# START OF Recorded data

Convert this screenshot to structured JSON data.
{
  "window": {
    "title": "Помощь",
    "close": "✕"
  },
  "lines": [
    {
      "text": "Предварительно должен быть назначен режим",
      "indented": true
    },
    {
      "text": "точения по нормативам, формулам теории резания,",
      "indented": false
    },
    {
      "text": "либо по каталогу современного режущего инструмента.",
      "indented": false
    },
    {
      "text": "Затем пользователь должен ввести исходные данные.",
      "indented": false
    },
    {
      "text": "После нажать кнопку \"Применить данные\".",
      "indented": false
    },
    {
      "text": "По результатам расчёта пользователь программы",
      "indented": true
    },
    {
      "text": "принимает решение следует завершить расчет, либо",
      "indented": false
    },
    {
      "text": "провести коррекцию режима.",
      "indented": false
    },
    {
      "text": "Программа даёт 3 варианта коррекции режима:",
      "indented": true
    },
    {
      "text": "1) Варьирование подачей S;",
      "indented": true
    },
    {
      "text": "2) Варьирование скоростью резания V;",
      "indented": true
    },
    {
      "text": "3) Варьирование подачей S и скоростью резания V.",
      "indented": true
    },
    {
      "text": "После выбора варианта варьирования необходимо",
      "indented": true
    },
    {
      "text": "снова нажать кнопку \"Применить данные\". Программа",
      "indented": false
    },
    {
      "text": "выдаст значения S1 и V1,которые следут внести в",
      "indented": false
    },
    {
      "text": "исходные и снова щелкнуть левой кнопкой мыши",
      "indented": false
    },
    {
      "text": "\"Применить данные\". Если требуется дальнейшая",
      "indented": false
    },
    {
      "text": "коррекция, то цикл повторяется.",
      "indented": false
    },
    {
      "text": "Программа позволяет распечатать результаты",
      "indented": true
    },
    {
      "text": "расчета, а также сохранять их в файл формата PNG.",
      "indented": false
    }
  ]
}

# END OF Recorded data

* [What to do] From the listing, tally every line with the word "исходные" in it and give only the tally.

* [Result for this task] 2